··· Records supplied
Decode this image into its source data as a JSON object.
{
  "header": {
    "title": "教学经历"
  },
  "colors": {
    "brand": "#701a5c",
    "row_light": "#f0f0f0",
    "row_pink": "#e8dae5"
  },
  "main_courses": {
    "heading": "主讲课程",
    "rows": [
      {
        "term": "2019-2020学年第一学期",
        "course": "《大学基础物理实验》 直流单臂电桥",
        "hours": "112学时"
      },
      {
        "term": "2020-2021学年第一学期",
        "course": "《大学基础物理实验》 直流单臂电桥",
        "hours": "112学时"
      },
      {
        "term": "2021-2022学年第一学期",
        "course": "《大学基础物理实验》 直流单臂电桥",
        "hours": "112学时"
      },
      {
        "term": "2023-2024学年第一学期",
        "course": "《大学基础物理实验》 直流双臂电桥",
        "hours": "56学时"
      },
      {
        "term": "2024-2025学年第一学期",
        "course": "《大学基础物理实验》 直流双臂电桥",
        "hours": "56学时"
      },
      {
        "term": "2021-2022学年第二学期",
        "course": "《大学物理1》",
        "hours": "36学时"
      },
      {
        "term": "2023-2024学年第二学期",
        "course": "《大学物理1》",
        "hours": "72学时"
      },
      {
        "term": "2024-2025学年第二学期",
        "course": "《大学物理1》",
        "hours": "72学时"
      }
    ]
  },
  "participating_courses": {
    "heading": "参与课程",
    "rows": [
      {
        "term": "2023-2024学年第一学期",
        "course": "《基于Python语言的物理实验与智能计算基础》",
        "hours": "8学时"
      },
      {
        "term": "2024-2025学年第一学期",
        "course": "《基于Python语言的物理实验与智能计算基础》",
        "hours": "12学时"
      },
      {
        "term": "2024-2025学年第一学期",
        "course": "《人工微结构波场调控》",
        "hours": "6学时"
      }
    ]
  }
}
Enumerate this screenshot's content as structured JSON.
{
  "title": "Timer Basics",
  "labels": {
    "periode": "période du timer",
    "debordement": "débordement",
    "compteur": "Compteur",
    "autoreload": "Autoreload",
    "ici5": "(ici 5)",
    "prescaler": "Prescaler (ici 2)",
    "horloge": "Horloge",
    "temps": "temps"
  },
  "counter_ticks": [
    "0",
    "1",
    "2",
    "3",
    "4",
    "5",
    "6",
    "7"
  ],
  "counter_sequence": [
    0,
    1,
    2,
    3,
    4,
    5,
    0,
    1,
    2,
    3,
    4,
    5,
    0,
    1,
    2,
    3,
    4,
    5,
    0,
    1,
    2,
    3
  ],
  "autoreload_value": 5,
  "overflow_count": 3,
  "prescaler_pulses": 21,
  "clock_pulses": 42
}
······
» **The request**: Return the listing above word for word.

» **Output for this exercise**:
Decode this image into its source data as a JSON object.
{
  "header": {
    "title": "教学经历"
  },
  "colors": {
    "brand": "#701a5c",
    "row_light": "#f0f0f0",
    "row_pink": "#e8dae5"
  },
  "main_courses": {
    "heading": "主讲课程",
    "rows": [
      {
        "term": "2019-2020学年第一学期",
        "course": "《大学基础物理实验》 直流单臂电桥",
        "hours": "112学时"
      },
      {
        "term": "2020-2021学年第一学期",
        "course": "《大学基础物理实验》 直流单臂电桥",
        "hours": "112学时"
      },
      {
        "term": "2021-2022学年第一学期",
        "course": "《大学基础物理实验》 直流单臂电桥",
        "hours": "112学时"
      },
      {
        "term": "2023-2024学年第一学期",
        "course": "《大学基础物理实验》 直流双臂电桥",
        "hours": "56学时"
      },
      {
        "term": "2024-2025学年第一学期",
        "course": "《大学基础物理实验》 直流双臂电桥",
        "hours": "56学时"
      },
      {
        "term": "2021-2022学年第二学期",
        "course": "《大学物理1》",
        "hours": "36学时"
      },
      {
        "term": "2023-2024学年第二学期",
        "course": "《大学物理1》",
        "hours": "72学时"
      },
      {
        "term": "2024-2025学年第二学期",
        "course": "《大学物理1》",
        "hours": "72学时"
      }
    ]
  },
  "participating_courses": {
    "heading": "参与课程",
    "rows": [
      {
        "term": "2023-2024学年第一学期",
        "course": "《基于Python语言的物理实验与智能计算基础》",
        "hours": "8学时"
      },
      {
        "term": "2024-2025学年第一学期",
        "course": "《基于Python语言的物理实验与智能计算基础》",
        "hours": "12学时"
      },
      {
        "term": "2024-2025学年第一学期",
        "course": "《人工微结构波场调控》",
        "hours": "6学时"
      }
    ]
  }
}
Enumerate this screenshot's content as structured JSON.
{
  "title": "Timer Basics",
  "labels": {
    "periode": "période du timer",
    "debordement": "débordement",
    "compteur": "Compteur",
    "autoreload": "Autoreload",
    "ici5": "(ici 5)",
    "prescaler": "Prescaler (ici 2)",
    "horloge": "Horloge",
    "temps": "temps"
  },
  "counter_ticks": [
    "0",
    "1",
    "2",
    "3",
    "4",
    "5",
    "6",
    "7"
  ],
  "counter_sequence": [
    0,
    1,
    2,
    3,
    4,
    5,
    0,
    1,
    2,
    3,
    4,
    5,
    0,
    1,
    2,
    3,
    4,
    5,
    0,
    1,
    2,
    3
  ],
  "autoreload_value": 5,
  "overflow_count": 3,
  "prescaler_pulses": 21,
  "clock_pulses": 42
}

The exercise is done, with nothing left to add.